* Begin Record list *

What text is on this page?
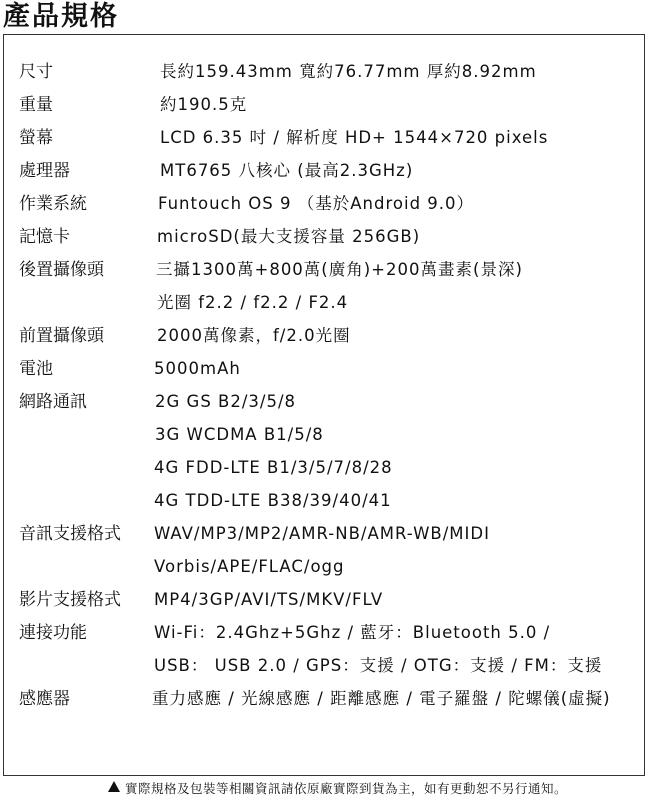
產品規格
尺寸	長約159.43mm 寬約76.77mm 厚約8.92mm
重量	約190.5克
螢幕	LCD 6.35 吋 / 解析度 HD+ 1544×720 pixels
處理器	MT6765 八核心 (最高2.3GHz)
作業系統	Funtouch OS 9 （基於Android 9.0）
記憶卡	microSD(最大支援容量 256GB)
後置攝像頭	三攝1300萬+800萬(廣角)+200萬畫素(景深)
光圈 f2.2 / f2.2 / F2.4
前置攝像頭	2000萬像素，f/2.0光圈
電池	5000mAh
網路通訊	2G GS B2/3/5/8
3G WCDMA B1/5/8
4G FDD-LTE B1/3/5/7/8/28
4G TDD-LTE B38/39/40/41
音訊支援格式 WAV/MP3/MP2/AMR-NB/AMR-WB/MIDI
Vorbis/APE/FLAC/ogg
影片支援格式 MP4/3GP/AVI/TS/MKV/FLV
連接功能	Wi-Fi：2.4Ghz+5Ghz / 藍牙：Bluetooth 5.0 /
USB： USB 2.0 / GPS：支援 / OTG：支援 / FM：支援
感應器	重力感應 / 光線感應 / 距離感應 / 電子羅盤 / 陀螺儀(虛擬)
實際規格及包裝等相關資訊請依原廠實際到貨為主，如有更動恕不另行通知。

* End Record list *

# To be done:
Reproduce the listing exactly. Leave its pictures out.

# Exercise solution:
What text is on this page?
產品規格
尺寸	長約159.43mm 寬約76.77mm 厚約8.92mm
重量	約190.5克
螢幕	LCD 6.35 吋 / 解析度 HD+ 1544×720 pixels
處理器	MT6765 八核心 (最高2.3GHz)
作業系統	Funtouch OS 9 （基於Android 9.0）
記憶卡	microSD(最大支援容量 256GB)
後置攝像頭	三攝1300萬+800萬(廣角)+200萬畫素(景深)
光圈 f2.2 / f2.2 / F2.4
前置攝像頭	2000萬像素，f/2.0光圈
電池	5000mAh
網路通訊	2G GS B2/3/5/8
3G WCDMA B1/5/8
4G FDD-LTE B1/3/5/7/8/28
4G TDD-LTE B38/39/40/41
音訊支援格式 WAV/MP3/MP2/AMR-NB/AMR-WB/MIDI
Vorbis/APE/FLAC/ogg
影片支援格式 MP4/3GP/AVI/TS/MKV/FLV
連接功能	Wi-Fi：2.4Ghz+5Ghz / 藍牙：Bluetooth 5.0 /
USB： USB 2.0 / GPS：支援 / OTG：支援 / FM：支援
感應器	重力感應 / 光線感應 / 距離感應 / 電子羅盤 / 陀螺儀(虛擬)
實際規格及包裝等相關資訊請依原廠實際到貨為主，如有更動恕不另行通知。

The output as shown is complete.